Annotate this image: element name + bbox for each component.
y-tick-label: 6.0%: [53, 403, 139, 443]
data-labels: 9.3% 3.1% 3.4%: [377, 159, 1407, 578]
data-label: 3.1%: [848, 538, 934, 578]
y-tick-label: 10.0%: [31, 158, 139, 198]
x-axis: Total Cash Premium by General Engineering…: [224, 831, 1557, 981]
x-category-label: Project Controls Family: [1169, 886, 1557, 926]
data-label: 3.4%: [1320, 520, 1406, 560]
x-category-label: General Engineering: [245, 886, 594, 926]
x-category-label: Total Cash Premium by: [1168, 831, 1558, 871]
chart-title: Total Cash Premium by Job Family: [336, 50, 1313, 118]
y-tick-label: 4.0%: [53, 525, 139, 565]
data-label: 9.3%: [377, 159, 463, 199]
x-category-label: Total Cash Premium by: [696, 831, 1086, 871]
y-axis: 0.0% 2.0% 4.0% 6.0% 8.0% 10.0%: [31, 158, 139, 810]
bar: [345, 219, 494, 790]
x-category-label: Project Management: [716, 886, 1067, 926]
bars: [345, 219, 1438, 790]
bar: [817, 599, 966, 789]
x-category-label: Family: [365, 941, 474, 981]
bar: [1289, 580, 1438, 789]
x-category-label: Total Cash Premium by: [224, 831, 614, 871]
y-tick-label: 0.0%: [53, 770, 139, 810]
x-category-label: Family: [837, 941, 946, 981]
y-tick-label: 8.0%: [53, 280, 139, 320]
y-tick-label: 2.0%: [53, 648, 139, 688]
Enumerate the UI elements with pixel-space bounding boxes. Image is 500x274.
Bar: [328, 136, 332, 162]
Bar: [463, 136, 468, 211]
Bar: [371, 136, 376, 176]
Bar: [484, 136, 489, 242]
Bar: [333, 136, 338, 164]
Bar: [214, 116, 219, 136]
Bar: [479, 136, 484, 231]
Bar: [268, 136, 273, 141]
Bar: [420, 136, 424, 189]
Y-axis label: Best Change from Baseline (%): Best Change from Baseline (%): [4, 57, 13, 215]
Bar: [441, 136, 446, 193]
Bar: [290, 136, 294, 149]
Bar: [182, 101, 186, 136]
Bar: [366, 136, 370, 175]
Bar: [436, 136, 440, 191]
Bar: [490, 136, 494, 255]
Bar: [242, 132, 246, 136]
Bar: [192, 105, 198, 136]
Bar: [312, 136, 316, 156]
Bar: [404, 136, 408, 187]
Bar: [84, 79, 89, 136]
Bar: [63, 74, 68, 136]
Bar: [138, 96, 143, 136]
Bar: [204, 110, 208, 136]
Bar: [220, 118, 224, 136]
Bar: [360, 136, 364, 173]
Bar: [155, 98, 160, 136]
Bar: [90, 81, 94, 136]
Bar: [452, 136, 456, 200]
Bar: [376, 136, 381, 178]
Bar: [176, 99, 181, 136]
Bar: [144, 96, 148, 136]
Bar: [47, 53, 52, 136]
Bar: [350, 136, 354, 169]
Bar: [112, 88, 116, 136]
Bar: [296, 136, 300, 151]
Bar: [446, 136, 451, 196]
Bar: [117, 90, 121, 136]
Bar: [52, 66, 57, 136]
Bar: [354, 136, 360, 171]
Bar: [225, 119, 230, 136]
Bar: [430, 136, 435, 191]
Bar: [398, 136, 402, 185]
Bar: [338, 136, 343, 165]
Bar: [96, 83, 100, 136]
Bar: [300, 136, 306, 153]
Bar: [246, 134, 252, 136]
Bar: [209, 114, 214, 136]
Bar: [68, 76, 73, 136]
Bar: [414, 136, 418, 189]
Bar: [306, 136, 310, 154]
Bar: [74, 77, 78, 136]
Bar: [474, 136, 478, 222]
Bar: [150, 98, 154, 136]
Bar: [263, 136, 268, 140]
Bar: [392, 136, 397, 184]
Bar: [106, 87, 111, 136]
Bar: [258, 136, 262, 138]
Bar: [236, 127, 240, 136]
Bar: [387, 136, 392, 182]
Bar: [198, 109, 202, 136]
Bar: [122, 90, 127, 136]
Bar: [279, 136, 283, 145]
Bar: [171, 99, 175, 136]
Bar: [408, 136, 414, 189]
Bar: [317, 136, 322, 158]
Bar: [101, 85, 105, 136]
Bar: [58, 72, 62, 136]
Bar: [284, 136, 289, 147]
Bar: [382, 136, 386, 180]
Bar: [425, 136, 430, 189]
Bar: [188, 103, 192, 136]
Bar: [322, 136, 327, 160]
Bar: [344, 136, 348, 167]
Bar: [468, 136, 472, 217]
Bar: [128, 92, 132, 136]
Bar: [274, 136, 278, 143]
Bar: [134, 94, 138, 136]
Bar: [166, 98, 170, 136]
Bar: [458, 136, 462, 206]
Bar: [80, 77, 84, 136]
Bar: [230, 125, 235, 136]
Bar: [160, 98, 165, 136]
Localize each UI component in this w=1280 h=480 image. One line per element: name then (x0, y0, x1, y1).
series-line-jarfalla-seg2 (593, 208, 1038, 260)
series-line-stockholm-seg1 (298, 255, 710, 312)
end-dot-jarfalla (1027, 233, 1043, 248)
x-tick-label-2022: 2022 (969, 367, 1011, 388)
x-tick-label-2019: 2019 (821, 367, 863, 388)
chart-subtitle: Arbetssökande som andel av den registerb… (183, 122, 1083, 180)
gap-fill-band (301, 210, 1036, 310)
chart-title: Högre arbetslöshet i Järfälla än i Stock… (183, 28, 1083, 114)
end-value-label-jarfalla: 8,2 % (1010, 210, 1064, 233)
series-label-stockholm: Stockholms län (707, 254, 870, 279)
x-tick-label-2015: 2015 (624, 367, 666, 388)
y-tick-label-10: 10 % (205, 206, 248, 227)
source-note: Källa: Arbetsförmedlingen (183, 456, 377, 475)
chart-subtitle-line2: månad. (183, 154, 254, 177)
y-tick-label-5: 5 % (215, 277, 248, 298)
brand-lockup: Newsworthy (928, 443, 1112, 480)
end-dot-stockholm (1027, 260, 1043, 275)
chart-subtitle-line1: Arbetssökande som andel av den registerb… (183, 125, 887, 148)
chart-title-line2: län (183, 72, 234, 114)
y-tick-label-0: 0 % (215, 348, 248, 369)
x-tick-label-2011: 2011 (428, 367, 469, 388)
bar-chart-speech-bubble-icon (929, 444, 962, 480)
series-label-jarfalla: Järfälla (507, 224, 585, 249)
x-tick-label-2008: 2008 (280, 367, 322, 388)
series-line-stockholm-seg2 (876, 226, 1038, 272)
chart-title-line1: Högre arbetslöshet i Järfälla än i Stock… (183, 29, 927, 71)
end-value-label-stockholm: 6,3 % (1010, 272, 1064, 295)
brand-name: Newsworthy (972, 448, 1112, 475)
####################
Reproduce all of the rows above, changing every "Total Cash Premium" to "Total Cash Bonus" and leaving everything else untouched.

Annotate this image: element name + bbox for each component.
y-tick-label: 6.0%: [53, 403, 139, 443]
data-labels: 9.3% 3.1% 3.4%: [377, 159, 1407, 578]
data-label: 3.1%: [848, 538, 934, 578]
y-tick-label: 10.0%: [31, 158, 139, 198]
x-axis: Total Cash Bonus by General Engineering…: [224, 831, 1557, 981]
x-category-label: Project Controls Family: [1169, 886, 1557, 926]
data-label: 3.4%: [1320, 520, 1406, 560]
x-category-label: General Engineering: [245, 886, 594, 926]
x-category-label: Total Cash Bonus by: [1168, 831, 1558, 871]
chart-title: Total Cash Bonus by Job Family: [336, 50, 1313, 118]
y-tick-label: 4.0%: [53, 525, 139, 565]
data-label: 9.3%: [377, 159, 463, 199]
x-category-label: Total Cash Bonus by: [696, 831, 1086, 871]
y-axis: 0.0% 2.0% 4.0% 6.0% 8.0% 10.0%: [31, 158, 139, 810]
bar: [345, 219, 494, 790]
x-category-label: Project Management: [716, 886, 1067, 926]
bars: [345, 219, 1438, 790]
bar: [817, 599, 966, 789]
x-category-label: Family: [365, 941, 474, 981]
bar: [1289, 580, 1438, 789]
x-category-label: Total Cash Bonus by: [224, 831, 614, 871]
y-tick-label: 0.0%: [53, 770, 139, 810]
x-category-label: Family: [837, 941, 946, 981]
y-tick-label: 8.0%: [53, 280, 139, 320]
y-tick-label: 2.0%: [53, 648, 139, 688]
Enumerate the UI elements with pixel-space bounding boxes. Image is 500x274.
Bar: [328, 136, 332, 162]
Bar: [463, 136, 468, 211]
Bar: [371, 136, 376, 176]
Bar: [484, 136, 489, 242]
Bar: [333, 136, 338, 164]
Bar: [214, 116, 219, 136]
Bar: [479, 136, 484, 231]
Bar: [268, 136, 273, 141]
Bar: [420, 136, 424, 189]
Y-axis label: Best Change from Baseline (%): Best Change from Baseline (%): [4, 57, 13, 215]
Bar: [441, 136, 446, 193]
Bar: [290, 136, 294, 149]
Bar: [182, 101, 186, 136]
Bar: [366, 136, 370, 175]
Bar: [436, 136, 440, 191]
Bar: [490, 136, 494, 255]
Bar: [242, 132, 246, 136]
Bar: [192, 105, 198, 136]
Bar: [312, 136, 316, 156]
Bar: [404, 136, 408, 187]
Bar: [84, 79, 89, 136]
Bar: [63, 74, 68, 136]
Bar: [138, 96, 143, 136]
Bar: [204, 110, 208, 136]
Bar: [220, 118, 224, 136]
Bar: [360, 136, 364, 173]
Bar: [155, 98, 160, 136]
Bar: [90, 81, 94, 136]
Bar: [452, 136, 456, 200]
Bar: [376, 136, 381, 178]
Bar: [176, 99, 181, 136]
Bar: [144, 96, 148, 136]
Bar: [47, 53, 52, 136]
Bar: [350, 136, 354, 169]
Bar: [112, 88, 116, 136]
Bar: [296, 136, 300, 151]
Bar: [446, 136, 451, 196]
Bar: [117, 90, 121, 136]
Bar: [52, 66, 57, 136]
Bar: [354, 136, 360, 171]
Bar: [225, 119, 230, 136]
Bar: [430, 136, 435, 191]
Bar: [398, 136, 402, 185]
Bar: [338, 136, 343, 165]
Bar: [96, 83, 100, 136]
Bar: [300, 136, 306, 153]
Bar: [246, 134, 252, 136]
Bar: [209, 114, 214, 136]
Bar: [68, 76, 73, 136]
Bar: [414, 136, 418, 189]
Bar: [306, 136, 310, 154]
Bar: [74, 77, 78, 136]
Bar: [474, 136, 478, 222]
Bar: [150, 98, 154, 136]
Bar: [263, 136, 268, 140]
Bar: [392, 136, 397, 184]
Bar: [106, 87, 111, 136]
Bar: [258, 136, 262, 138]
Bar: [236, 127, 240, 136]
Bar: [387, 136, 392, 182]
Bar: [198, 109, 202, 136]
Bar: [122, 90, 127, 136]
Bar: [279, 136, 283, 145]
Bar: [171, 99, 175, 136]
Bar: [408, 136, 414, 189]
Bar: [317, 136, 322, 158]
Bar: [101, 85, 105, 136]
Bar: [58, 72, 62, 136]
Bar: [284, 136, 289, 147]
Bar: [382, 136, 386, 180]
Bar: [425, 136, 430, 189]
Bar: [188, 103, 192, 136]
Bar: [322, 136, 327, 160]
Bar: [344, 136, 348, 167]
Bar: [468, 136, 472, 217]
Bar: [128, 92, 132, 136]
Bar: [274, 136, 278, 143]
Bar: [134, 94, 138, 136]
Bar: [166, 98, 170, 136]
Bar: [458, 136, 462, 206]
Bar: [80, 77, 84, 136]
Bar: [230, 125, 235, 136]
Bar: [160, 98, 165, 136]
Localize each UI component in this w=1280 h=480 image. One line per element: name then (x0, y0, x1, y1).
series-line-jarfalla-seg2 (593, 208, 1038, 260)
series-line-stockholm-seg1 (298, 255, 710, 312)
end-dot-jarfalla (1027, 233, 1043, 248)
x-tick-label-2022: 2022 (969, 367, 1011, 388)
x-tick-label-2019: 2019 (821, 367, 863, 388)
chart-subtitle: Arbetssökande som andel av den registerb… (183, 122, 1083, 180)
gap-fill-band (301, 210, 1036, 310)
chart-title: Högre arbetslöshet i Järfälla än i Stock… (183, 28, 1083, 114)
end-value-label-jarfalla: 8,2 % (1010, 210, 1064, 233)
series-label-stockholm: Stockholms län (707, 254, 870, 279)
x-tick-label-2015: 2015 (624, 367, 666, 388)
y-tick-label-10: 10 % (205, 206, 248, 227)
source-note: Källa: Arbetsförmedlingen (183, 456, 377, 475)
chart-subtitle-line2: månad. (183, 154, 254, 177)
y-tick-label-5: 5 % (215, 277, 248, 298)
brand-lockup: Newsworthy (928, 443, 1112, 480)
end-dot-stockholm (1027, 260, 1043, 275)
chart-subtitle-line1: Arbetssökande som andel av den registerb… (183, 125, 887, 148)
chart-title-line2: län (183, 72, 234, 114)
y-tick-label-0: 0 % (215, 348, 248, 369)
x-tick-label-2011: 2011 (428, 367, 469, 388)
bar-chart-speech-bubble-icon (929, 444, 962, 480)
series-label-jarfalla: Järfälla (507, 224, 585, 249)
x-tick-label-2008: 2008 (280, 367, 322, 388)
series-line-stockholm-seg2 (876, 226, 1038, 272)
chart-title-line1: Högre arbetslöshet i Järfälla än i Stock… (183, 29, 927, 71)
end-value-label-stockholm: 6,3 % (1010, 272, 1064, 295)
brand-name: Newsworthy (972, 448, 1112, 475)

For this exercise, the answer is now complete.